• EXERCISE BRIEF
Pull each line holding "Microsoft" out of the entries below.

Start of GIVEN INFORMATION

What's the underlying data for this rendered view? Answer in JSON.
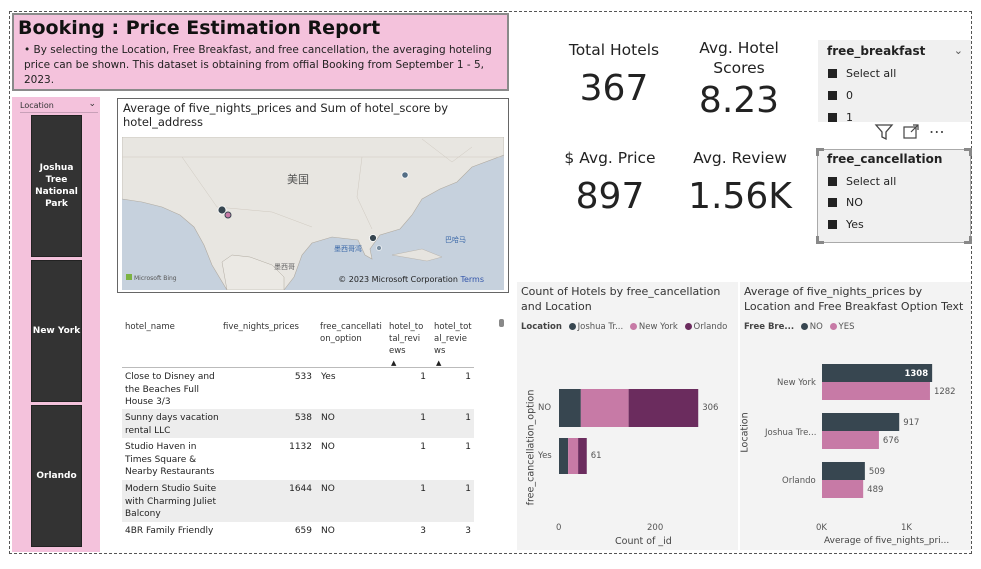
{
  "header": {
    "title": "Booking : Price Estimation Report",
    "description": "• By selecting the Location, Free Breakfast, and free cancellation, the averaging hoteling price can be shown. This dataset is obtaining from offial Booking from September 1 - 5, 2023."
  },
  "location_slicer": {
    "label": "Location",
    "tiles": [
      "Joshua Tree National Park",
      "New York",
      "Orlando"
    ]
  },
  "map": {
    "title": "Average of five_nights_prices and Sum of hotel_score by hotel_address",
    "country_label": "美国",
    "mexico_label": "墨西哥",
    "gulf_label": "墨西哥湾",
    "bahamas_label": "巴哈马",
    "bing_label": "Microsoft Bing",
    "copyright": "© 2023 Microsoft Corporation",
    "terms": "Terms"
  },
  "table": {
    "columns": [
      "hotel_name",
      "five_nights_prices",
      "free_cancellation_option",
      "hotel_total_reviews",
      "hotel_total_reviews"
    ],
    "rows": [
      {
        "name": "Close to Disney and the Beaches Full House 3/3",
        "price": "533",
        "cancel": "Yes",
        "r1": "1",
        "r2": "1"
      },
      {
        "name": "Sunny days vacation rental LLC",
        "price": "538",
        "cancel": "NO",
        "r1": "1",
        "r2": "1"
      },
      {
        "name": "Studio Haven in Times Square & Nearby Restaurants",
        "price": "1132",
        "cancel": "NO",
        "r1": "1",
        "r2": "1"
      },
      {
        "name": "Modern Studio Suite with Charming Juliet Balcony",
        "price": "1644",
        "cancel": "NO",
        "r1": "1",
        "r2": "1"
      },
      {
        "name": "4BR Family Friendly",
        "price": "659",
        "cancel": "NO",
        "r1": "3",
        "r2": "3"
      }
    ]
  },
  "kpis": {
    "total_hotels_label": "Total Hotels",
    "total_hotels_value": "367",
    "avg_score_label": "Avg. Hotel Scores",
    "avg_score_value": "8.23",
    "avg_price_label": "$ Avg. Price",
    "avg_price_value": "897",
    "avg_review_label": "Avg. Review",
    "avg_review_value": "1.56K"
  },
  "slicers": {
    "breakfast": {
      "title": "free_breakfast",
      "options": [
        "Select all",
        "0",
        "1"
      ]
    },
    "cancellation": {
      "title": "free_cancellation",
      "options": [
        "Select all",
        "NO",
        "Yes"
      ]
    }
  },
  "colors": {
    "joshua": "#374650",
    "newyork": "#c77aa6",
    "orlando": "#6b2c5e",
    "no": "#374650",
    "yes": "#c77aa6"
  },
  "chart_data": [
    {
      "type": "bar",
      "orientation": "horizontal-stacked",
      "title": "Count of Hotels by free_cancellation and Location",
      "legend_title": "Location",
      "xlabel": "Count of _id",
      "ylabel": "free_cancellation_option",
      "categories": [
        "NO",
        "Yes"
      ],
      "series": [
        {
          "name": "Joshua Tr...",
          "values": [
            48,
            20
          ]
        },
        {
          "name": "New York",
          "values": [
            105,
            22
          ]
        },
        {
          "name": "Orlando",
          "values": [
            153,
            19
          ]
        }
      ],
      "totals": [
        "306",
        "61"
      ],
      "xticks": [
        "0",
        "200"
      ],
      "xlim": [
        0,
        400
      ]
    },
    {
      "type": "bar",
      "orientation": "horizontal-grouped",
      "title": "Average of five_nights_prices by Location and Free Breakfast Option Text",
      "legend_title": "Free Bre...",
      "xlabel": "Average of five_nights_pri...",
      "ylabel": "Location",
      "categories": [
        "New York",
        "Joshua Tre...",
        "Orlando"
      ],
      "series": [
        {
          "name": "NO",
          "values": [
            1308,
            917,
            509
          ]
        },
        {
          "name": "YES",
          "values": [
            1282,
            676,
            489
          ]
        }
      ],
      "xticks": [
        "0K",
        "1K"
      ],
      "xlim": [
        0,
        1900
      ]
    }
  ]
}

End of GIVEN INFORMATION

• FULL SOLUTION
    "bing_label": "Microsoft Bing",
    "copyright": "© 2023 Microsoft Corporation",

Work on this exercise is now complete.